SHORT EXERCISE —
Print all the data, keeping every line exactly as it is.

====== EXCERPTED DATA ======

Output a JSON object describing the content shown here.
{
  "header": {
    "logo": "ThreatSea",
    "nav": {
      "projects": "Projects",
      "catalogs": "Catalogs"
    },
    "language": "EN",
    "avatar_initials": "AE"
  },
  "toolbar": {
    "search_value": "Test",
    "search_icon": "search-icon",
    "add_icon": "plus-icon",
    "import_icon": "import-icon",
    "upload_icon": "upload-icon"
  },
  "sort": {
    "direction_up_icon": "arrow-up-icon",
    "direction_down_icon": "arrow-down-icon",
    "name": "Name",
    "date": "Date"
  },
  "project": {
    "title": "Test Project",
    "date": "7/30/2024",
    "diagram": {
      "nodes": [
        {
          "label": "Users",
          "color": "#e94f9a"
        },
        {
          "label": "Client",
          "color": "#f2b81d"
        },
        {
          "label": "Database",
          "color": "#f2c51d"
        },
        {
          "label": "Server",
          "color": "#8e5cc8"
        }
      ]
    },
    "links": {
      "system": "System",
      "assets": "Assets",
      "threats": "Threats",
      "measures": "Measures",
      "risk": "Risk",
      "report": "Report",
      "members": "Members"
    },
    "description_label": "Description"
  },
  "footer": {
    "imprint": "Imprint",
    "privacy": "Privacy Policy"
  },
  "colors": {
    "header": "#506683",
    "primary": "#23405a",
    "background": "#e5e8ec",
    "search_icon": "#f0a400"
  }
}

======

SOLUTION TO THIS TASK —
Output a JSON object describing the content shown here.
{
  "header": {
    "logo": "ThreatSea",
    "nav": {
      "projects": "Projects",
      "catalogs": "Catalogs"
    },
    "language": "EN",
    "avatar_initials": "AE"
  },
  "toolbar": {
    "search_value": "Test",
    "search_icon": "search-icon",
    "add_icon": "plus-icon",
    "import_icon": "import-icon",
    "upload_icon": "upload-icon"
  },
  "sort": {
    "direction_up_icon": "arrow-up-icon",
    "direction_down_icon": "arrow-down-icon",
    "name": "Name",
    "date": "Date"
  },
  "project": {
    "title": "Test Project",
    "date": "7/30/2024",
    "diagram": {
      "nodes": [
        {
          "label": "Users",
          "color": "#e94f9a"
        },
        {
          "label": "Client",
          "color": "#f2b81d"
        },
        {
          "label": "Database",
          "color": "#f2c51d"
        },
        {
          "label": "Server",
          "color": "#8e5cc8"
        }
      ]
    },
    "links": {
      "system": "System",
      "assets": "Assets",
      "threats": "Threats",
      "measures": "Measures",
      "risk": "Risk",
      "report": "Report",
      "members": "Members"
    },
    "description_label": "Description"
  },
  "footer": {
    "imprint": "Imprint",
    "privacy": "Privacy Policy"
  },
  "colors": {
    "header": "#506683",
    "primary": "#23405a",
    "background": "#e5e8ec",
    "search_icon": "#f0a400"
  }
}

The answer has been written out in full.